Determine the number of lines holding the word "their"; answer with that number only.

- - - - - - -

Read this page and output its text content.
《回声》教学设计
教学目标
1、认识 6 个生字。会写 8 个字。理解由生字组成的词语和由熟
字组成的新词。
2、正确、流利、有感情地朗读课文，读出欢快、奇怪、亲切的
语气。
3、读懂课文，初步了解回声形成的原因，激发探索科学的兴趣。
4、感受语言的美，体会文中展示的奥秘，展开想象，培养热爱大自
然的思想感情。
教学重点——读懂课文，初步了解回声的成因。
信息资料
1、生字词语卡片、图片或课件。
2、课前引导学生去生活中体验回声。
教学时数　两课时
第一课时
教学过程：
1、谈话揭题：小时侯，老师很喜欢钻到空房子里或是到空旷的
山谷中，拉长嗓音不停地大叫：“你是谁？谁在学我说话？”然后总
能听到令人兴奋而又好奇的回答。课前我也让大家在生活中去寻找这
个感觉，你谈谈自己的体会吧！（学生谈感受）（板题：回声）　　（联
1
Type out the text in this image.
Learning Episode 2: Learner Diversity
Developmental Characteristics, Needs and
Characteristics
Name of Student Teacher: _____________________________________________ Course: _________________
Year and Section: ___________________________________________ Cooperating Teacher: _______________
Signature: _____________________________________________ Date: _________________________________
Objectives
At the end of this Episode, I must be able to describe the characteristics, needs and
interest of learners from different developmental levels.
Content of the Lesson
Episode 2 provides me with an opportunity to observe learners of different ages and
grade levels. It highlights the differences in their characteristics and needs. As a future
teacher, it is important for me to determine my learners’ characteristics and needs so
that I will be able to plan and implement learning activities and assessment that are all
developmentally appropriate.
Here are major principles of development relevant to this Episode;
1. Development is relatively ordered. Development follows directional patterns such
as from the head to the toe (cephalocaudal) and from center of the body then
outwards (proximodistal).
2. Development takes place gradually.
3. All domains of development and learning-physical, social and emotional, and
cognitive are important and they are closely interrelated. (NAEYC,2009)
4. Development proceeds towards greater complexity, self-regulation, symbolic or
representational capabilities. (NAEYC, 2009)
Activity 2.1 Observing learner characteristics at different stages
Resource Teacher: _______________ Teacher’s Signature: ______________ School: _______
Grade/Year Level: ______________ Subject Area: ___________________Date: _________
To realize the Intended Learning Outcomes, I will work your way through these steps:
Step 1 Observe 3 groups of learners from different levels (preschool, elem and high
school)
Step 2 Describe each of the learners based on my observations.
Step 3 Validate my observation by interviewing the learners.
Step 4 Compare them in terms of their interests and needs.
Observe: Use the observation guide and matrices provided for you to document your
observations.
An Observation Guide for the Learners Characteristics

- - - - - - -

* **Task result**: 2